__The task__.
Copy out each line of the material in which the word "Perspective" appears.
--- start Data for processing ---
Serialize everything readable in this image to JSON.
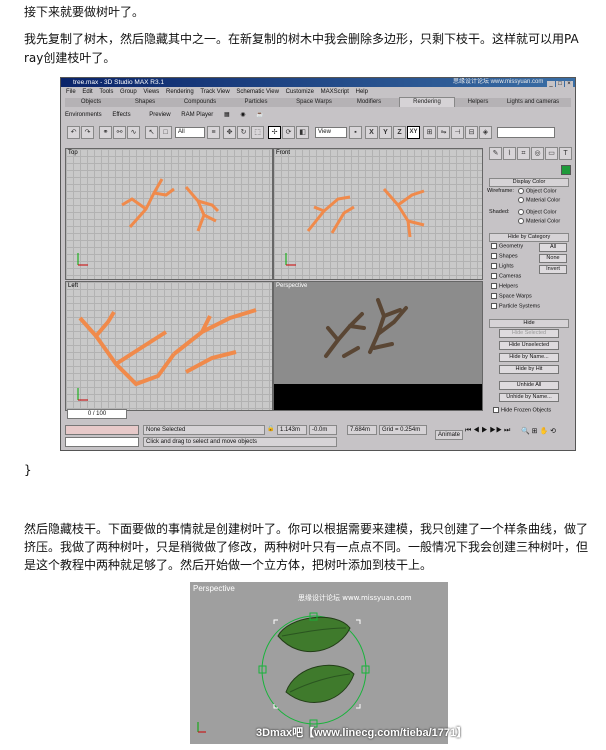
{
  "intro": "接下来就要做树叶了。",
  "para2": "我先复制了树木，然后隐藏其中之一。在新复制的树木中我会删除多边形，只剩下枝干。这样就可以用PA ray创建枝叶了。",
  "closing_brace": "}",
  "para3": "然后隐藏枝干。下面要做的事情就是创建树叶了。你可以根据需要来建模，我只创建了一个样条曲线，做了挤压。我做了两种树叶，只是稍微做了修改，两种树叶只有一点点不同。一般情况下我会创建三种树叶，但是这个教程中两种就足够了。然后开始做一个立方体，把树叶添加到枝干上。",
  "max": {
    "title": "tree.max - 3D Studio MAX R3.1",
    "watermark": "思缘设计论坛 www.missyuan.com",
    "menu": [
      "File",
      "Edit",
      "Tools",
      "Group",
      "Views",
      "Rendering",
      "Track View",
      "Schematic View",
      "Customize",
      "MAXScript",
      "Help"
    ],
    "tabs": [
      "Objects",
      "Shapes",
      "Compounds",
      "Particles",
      "Space Warps",
      "Modifiers",
      "Rendering",
      "Helpers",
      "Lights and cameras"
    ],
    "active_tab": "Rendering",
    "tabs2": [
      "Environments",
      "Effects",
      "Preview",
      "RAM Player"
    ],
    "toolbar_select": "All",
    "toolbar_view": "View",
    "axis_labels": [
      "X",
      "Y",
      "Z",
      "XY"
    ],
    "viewports": [
      "Top",
      "Front",
      "Left",
      "Perspective"
    ],
    "panel": {
      "display_color": "Display Color",
      "wireframe": "Wireframe:",
      "shaded": "Shaded:",
      "object_color": "Object Color",
      "material_color": "Material Color",
      "hide_by_category": "Hide by Category",
      "categories": [
        "Geometry",
        "Shapes",
        "Lights",
        "Cameras",
        "Helpers",
        "Space Warps",
        "Particle Systems"
      ],
      "all": "All",
      "none": "None",
      "invert": "Invert",
      "hide": "Hide",
      "hide_buttons": [
        "Hide Selected",
        "Hide Unselected",
        "Hide by Name...",
        "Hide by Hit"
      ],
      "unhide_buttons": [
        "Unhide All",
        "Unhide by Name..."
      ],
      "hide_frozen": "Hide Frozen Objects"
    },
    "frame": "0 / 100",
    "status": {
      "selection": "None Selected",
      "prompt": "Click and drag to select and move objects",
      "x": "1.143m",
      "y": "-0.0m",
      "z": "7.684m",
      "grid": "Grid = 0.254m",
      "animate": "Animate"
    }
  },
  "leaf_image": {
    "viewport_label": "Perspective",
    "watermark": "思缘设计论坛 www.missyuan.com",
    "caption": "3Dmax吧【www.linecg.com/tieba/1771】"
  }
}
--- end Data for processing ---
__Output below__.
      "Perspective"
    "viewport_label": "Perspective",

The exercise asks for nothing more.